Gather the lines below that include the string "title", copying each in full.

(Source records)

<<<<

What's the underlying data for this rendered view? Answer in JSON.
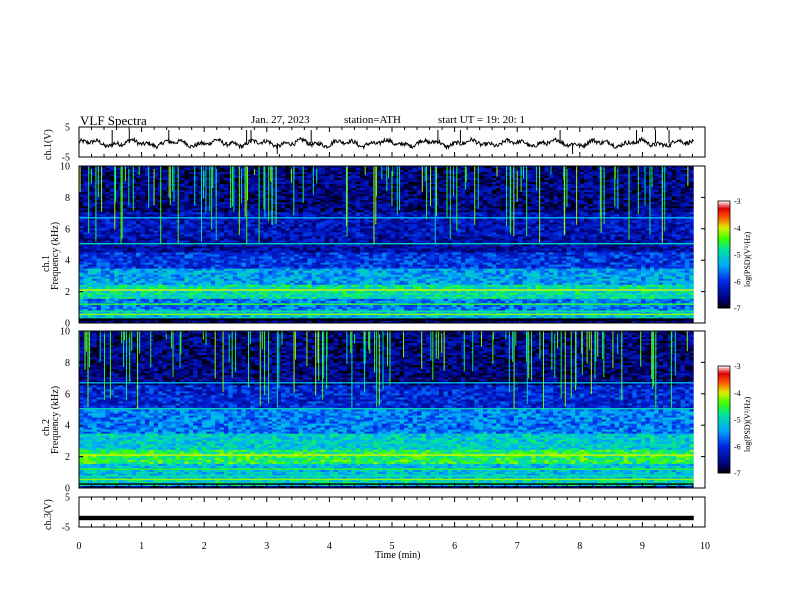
{
  "header": {
    "title": "VLF Spectra",
    "date": "Jan. 27, 2023",
    "station": "station=ATH",
    "start": "start UT =  19: 20: 1"
  },
  "chart_data": [
    {
      "type": "line",
      "name": "ch1-waveform",
      "ylabel": "ch.1(V)",
      "ylim": [
        -5,
        5
      ],
      "yticks": [
        "5",
        "-5"
      ],
      "xlim": [
        0,
        10
      ]
    },
    {
      "type": "heatmap",
      "name": "ch1-spectrogram",
      "ylabel_top": "ch.1",
      "ylabel": "Frequency (kHz)",
      "ylim": [
        0,
        10
      ],
      "yticks": [
        "10",
        "8",
        "6",
        "4",
        "2",
        "0"
      ],
      "xlim": [
        0,
        10
      ],
      "colorbar": {
        "label": "log(PSD)(V²/Hz)",
        "ticks": [
          "-3",
          "-4",
          "-5",
          "-6",
          "-7"
        ],
        "range": [
          -7,
          -3
        ]
      },
      "bands_khz": [
        {
          "f0": 0.1,
          "f1": 0.3,
          "level": -7.0
        },
        {
          "f0": 0.3,
          "f1": 0.8,
          "level": -5.2
        },
        {
          "f0": 0.8,
          "f1": 1.5,
          "level": -5.6
        },
        {
          "f0": 1.5,
          "f1": 2.5,
          "level": -4.9
        },
        {
          "f0": 2.5,
          "f1": 3.5,
          "level": -5.4
        },
        {
          "f0": 3.5,
          "f1": 4.5,
          "level": -6.0
        },
        {
          "f0": 4.5,
          "f1": 5.5,
          "level": -6.4
        },
        {
          "f0": 5.5,
          "f1": 7.0,
          "level": -6.3
        },
        {
          "f0": 7.0,
          "f1": 10.0,
          "level": -6.6
        }
      ]
    },
    {
      "type": "heatmap",
      "name": "ch2-spectrogram",
      "ylabel_top": "ch.2",
      "ylabel": "Frequency (kHz)",
      "ylim": [
        0,
        10
      ],
      "yticks": [
        "10",
        "8",
        "6",
        "4",
        "2",
        "0"
      ],
      "xlim": [
        0,
        10
      ],
      "colorbar": {
        "label": "log(PSD)(V²/Hz)",
        "ticks": [
          "-3",
          "-4",
          "-5",
          "-6",
          "-7"
        ],
        "range": [
          -7,
          -3
        ]
      },
      "bands_khz": [
        {
          "f0": 0.1,
          "f1": 0.5,
          "level": -5.0
        },
        {
          "f0": 0.5,
          "f1": 1.5,
          "level": -5.2
        },
        {
          "f0": 1.5,
          "f1": 2.5,
          "level": -4.6
        },
        {
          "f0": 2.5,
          "f1": 3.5,
          "level": -5.1
        },
        {
          "f0": 3.5,
          "f1": 5.0,
          "level": -5.6
        },
        {
          "f0": 5.0,
          "f1": 6.5,
          "level": -6.1
        },
        {
          "f0": 6.5,
          "f1": 10.0,
          "level": -6.6
        }
      ]
    },
    {
      "type": "line",
      "name": "ch3-waveform",
      "ylabel": "ch.3(V)",
      "ylim": [
        -5,
        5
      ],
      "yticks": [
        "5",
        "-5"
      ],
      "xlim": [
        0,
        10
      ],
      "level": -2
    }
  ],
  "xaxis": {
    "label": "Time (min)",
    "ticks": [
      "0",
      "1",
      "2",
      "3",
      "4",
      "5",
      "6",
      "7",
      "8",
      "9",
      "10"
    ]
  }
}
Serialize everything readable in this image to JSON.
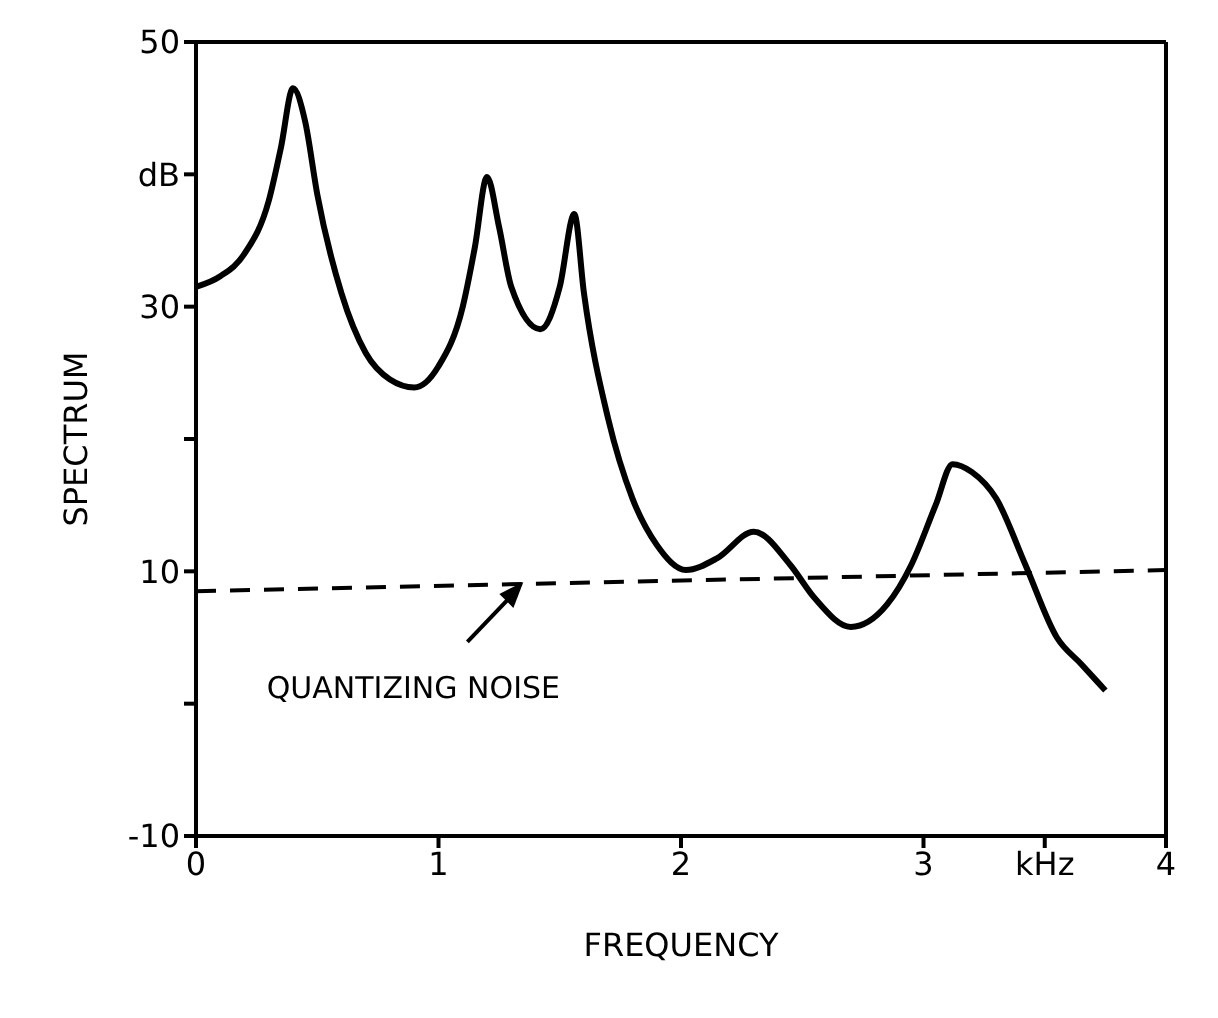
{
  "chart_data": {
    "type": "line",
    "xlabel": "FREQUENCY",
    "ylabel": "SPECTRUM",
    "xlim": [
      0,
      4
    ],
    "xticks": [
      0,
      1,
      2,
      3,
      {
        "value": 3.5,
        "label": "kHz"
      },
      4
    ],
    "ylim": [
      -10,
      50
    ],
    "yticks": [
      -10,
      {
        "value": 0,
        "label": null
      },
      10,
      {
        "value": 20,
        "label": null
      },
      30,
      {
        "value": 40,
        "label": "dB"
      },
      50
    ],
    "grid": false,
    "legend": false,
    "marker": "none",
    "series": [
      {
        "color": "#000000",
        "line_style": "solid",
        "x": [
          0,
          0.1,
          0.2,
          0.3,
          0.35,
          0.4,
          0.45,
          0.5,
          0.6,
          0.7,
          0.8,
          0.9,
          1.0,
          1.1,
          1.15,
          1.2,
          1.25,
          1.3,
          1.42,
          1.5,
          1.56,
          1.6,
          1.7,
          1.8,
          1.9,
          2.02,
          2.15,
          2.3,
          2.45,
          2.55,
          2.7,
          2.85,
          2.95,
          3.05,
          3.12,
          3.2,
          3.3,
          3.42,
          3.55,
          3.65,
          3.75
        ],
        "values": [
          31.5,
          32.3,
          34,
          38,
          42,
          46.5,
          44,
          38.5,
          31,
          26.5,
          24.5,
          23.9,
          25.5,
          30,
          34.5,
          39.8,
          36,
          31.5,
          28.3,
          31.5,
          37,
          31,
          21.5,
          15.5,
          12,
          10.1,
          11,
          13,
          10.5,
          8,
          5.8,
          7.5,
          10.5,
          15,
          18.1,
          17.5,
          15.5,
          10.5,
          5,
          3,
          1
        ]
      },
      {
        "color": "#000000",
        "line_style": "dashed",
        "x": [
          0,
          4
        ],
        "values": [
          8.5,
          10.1
        ]
      }
    ],
    "annotations": [
      {
        "text": "QUANTIZING NOISE",
        "x": 1.35,
        "y": 9.2
      }
    ]
  }
}
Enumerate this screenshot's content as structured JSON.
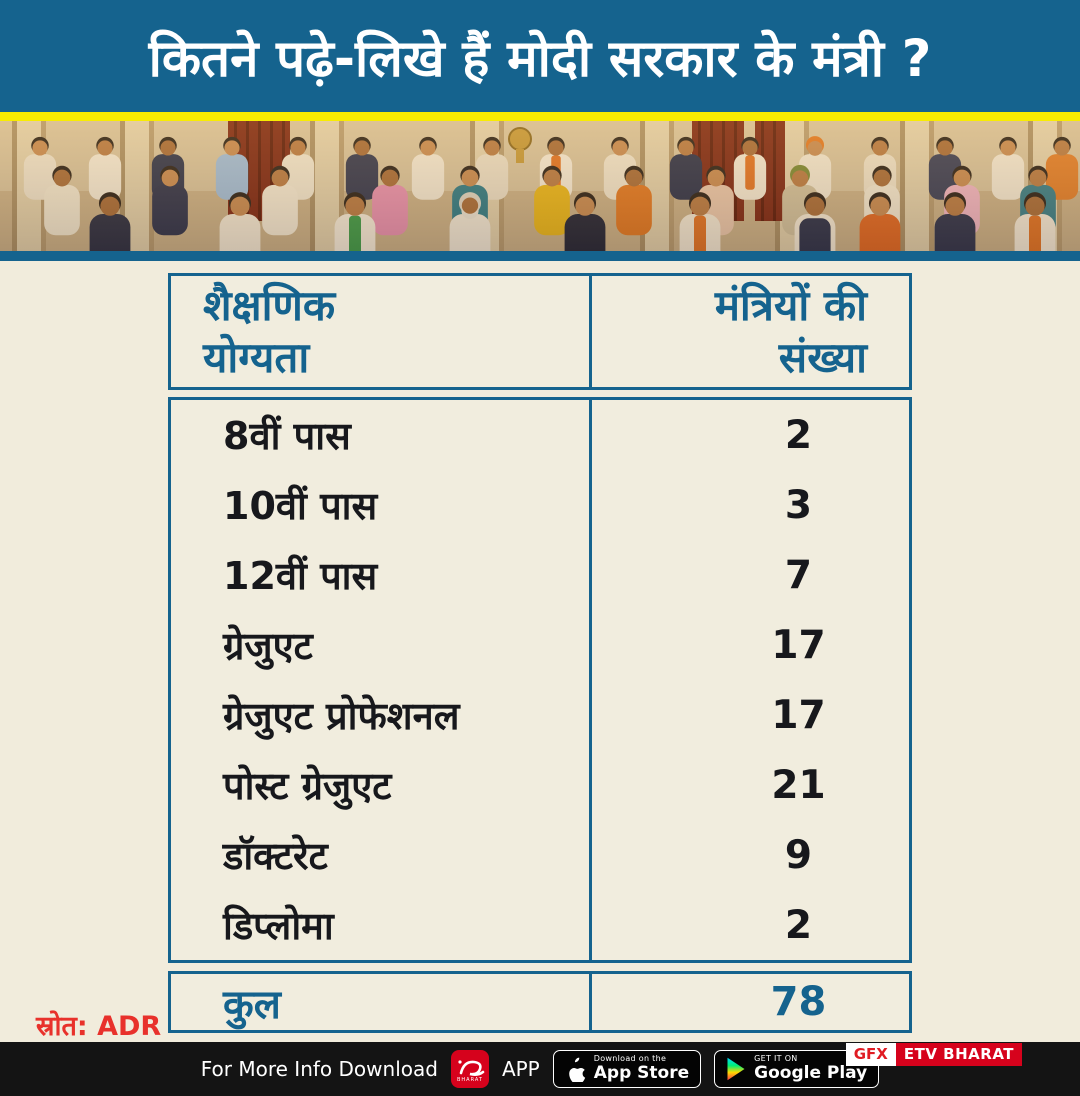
{
  "header": {
    "title": "कितने पढ़े-लिखे हैं मोदी सरकार के मंत्री ?"
  },
  "table": {
    "col_headers": [
      [
        "शैक्षणिक",
        "योग्यता"
      ],
      [
        "मंत्रियों की",
        "संख्या"
      ]
    ],
    "rows": [
      {
        "label": "8वीं पास",
        "value": "2"
      },
      {
        "label": "10वीं पास",
        "value": "3"
      },
      {
        "label": "12वीं पास",
        "value": "7"
      },
      {
        "label": "ग्रेजुएट",
        "value": "17"
      },
      {
        "label": "ग्रेजुएट प्रोफेशनल",
        "value": "17"
      },
      {
        "label": "पोस्ट ग्रेजुएट",
        "value": "21"
      },
      {
        "label": "डॉक्टरेट",
        "value": "9"
      },
      {
        "label": "डिप्लोमा",
        "value": "2"
      }
    ],
    "total": {
      "label": "कुल",
      "value": "78"
    }
  },
  "source": {
    "label": "स्रोत: ADR"
  },
  "footer": {
    "download_text": "For More Info Download",
    "app_text": "APP",
    "etv_logo_sub": "BHARAT",
    "appstore": {
      "line1": "Download on the",
      "line2": "App Store"
    },
    "googleplay": {
      "line1": "GET IT ON",
      "line2": "Google Play"
    },
    "gfx": {
      "label": "GFX",
      "brand": "ETV BHARAT"
    }
  },
  "colors": {
    "teal": "#15638e",
    "yellow": "#f8ec00",
    "cream": "#f1ecdc",
    "source_red": "#e8312b",
    "brand_red": "#d6021c",
    "footer_black": "#141414",
    "row_text": "#17181c"
  },
  "chart_data": {
    "type": "table",
    "title": "कितने पढ़े-लिखे हैं मोदी सरकार के मंत्री ?",
    "columns": [
      "शैक्षणिक योग्यता",
      "मंत्रियों की संख्या"
    ],
    "categories": [
      "8वीं पास",
      "10वीं पास",
      "12वीं पास",
      "ग्रेजुएट",
      "ग्रेजुएट प्रोफेशनल",
      "पोस्ट ग्रेजुएट",
      "डॉक्टरेट",
      "डिप्लोमा"
    ],
    "values": [
      2,
      3,
      7,
      17,
      17,
      21,
      9,
      2
    ],
    "total_label": "कुल",
    "total_value": 78,
    "source": "ADR"
  }
}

>>>>

#### SOLVED EXERCISE:
    "title": "VLF Spectra",
    "title": "कितने पढ़े-लिखे हैं मोदी सरकार के मंत्री ?"
    "title": "कितने पढ़े-लिखे हैं मोदी सरकार के मंत्री ?",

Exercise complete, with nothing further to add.